Collected data entries
** START **

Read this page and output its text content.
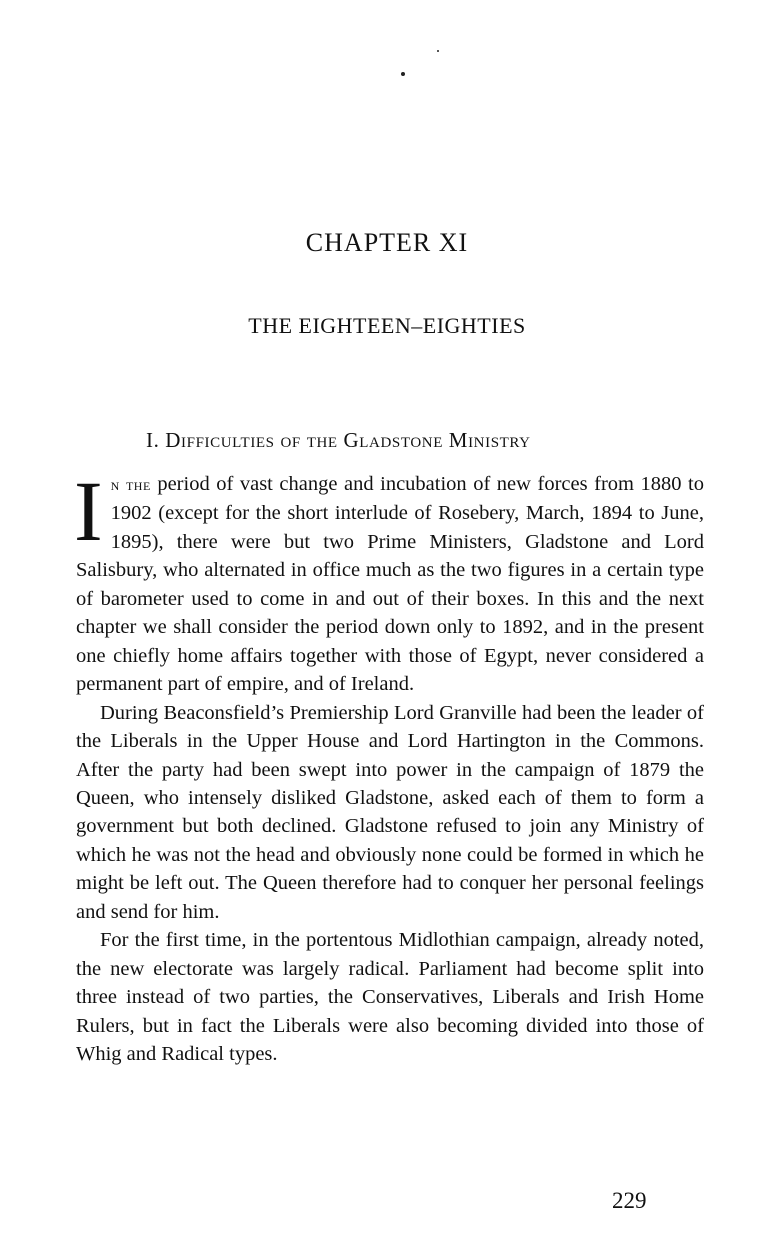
CHAPTER XI
THE EIGHTEEN–EIGHTIES
I. Difficulties of the Gladstone Ministry

In the period of vast change and incubation of new forces from 1880 to 1902 (except for the short interlude of Rosebery, March, 1894 to June, 1895), there were but two Prime Ministers, Gladstone and Lord Salisbury, who alternated in office much as the two figures in a certain type of barometer used to come in and out of their boxes. In this and the next chapter we shall consider the period down only to 1892, and in the present one chiefly home affairs together with those of Egypt, never considered a permanent part of empire, and of Ireland.

During Beaconsfield’s Premiership Lord Granville had been the leader of the Liberals in the Upper House and Lord Hartington in the Commons. After the party had been swept into power in the campaign of 1879 the Queen, who intensely disliked Gladstone, asked each of them to form a government but both declined. Gladstone refused to join any Ministry of which he was not the head and obviously none could be formed in which he might be left out. The Queen therefore had to conquer her personal feelings and send for him.

For the first time, in the portentous Midlothian campaign, already noted, the new electorate was largely radical. Parliament had become split into three instead of two parties, the Conservatives, Liberals and Irish Home Rulers, but in fact the Liberals were also becoming divided into those of Whig and Radical types.

229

** END **

• [Given task]:
Repeat all the records above exactly, leaving out any pictures.

• [Written solution]:
Read this page and output its text content.
CHAPTER XI
THE EIGHTEEN–EIGHTIES
I. Difficulties of the Gladstone Ministry

In the period of vast change and incubation of new forces from 1880 to 1902 (except for the short interlude of Rosebery, March, 1894 to June, 1895), there were but two Prime Ministers, Gladstone and Lord Salisbury, who alternated in office much as the two figures in a certain type of barometer used to come in and out of their boxes. In this and the next chapter we shall consider the period down only to 1892, and in the present one chiefly home affairs together with those of Egypt, never considered a permanent part of empire, and of Ireland.

During Beaconsfield’s Premiership Lord Granville had been the leader of the Liberals in the Upper House and Lord Hartington in the Commons. After the party had been swept into power in the campaign of 1879 the Queen, who intensely disliked Gladstone, asked each of them to form a government but both declined. Gladstone refused to join any Ministry of which he was not the head and obviously none could be formed in which he might be left out. The Queen therefore had to conquer her personal feelings and send for him.

For the first time, in the portentous Midlothian campaign, already noted, the new electorate was largely radical. Parliament had become split into three instead of two parties, the Conservatives, Liberals and Irish Home Rulers, but in fact the Liberals were also becoming divided into those of Whig and Radical types.

229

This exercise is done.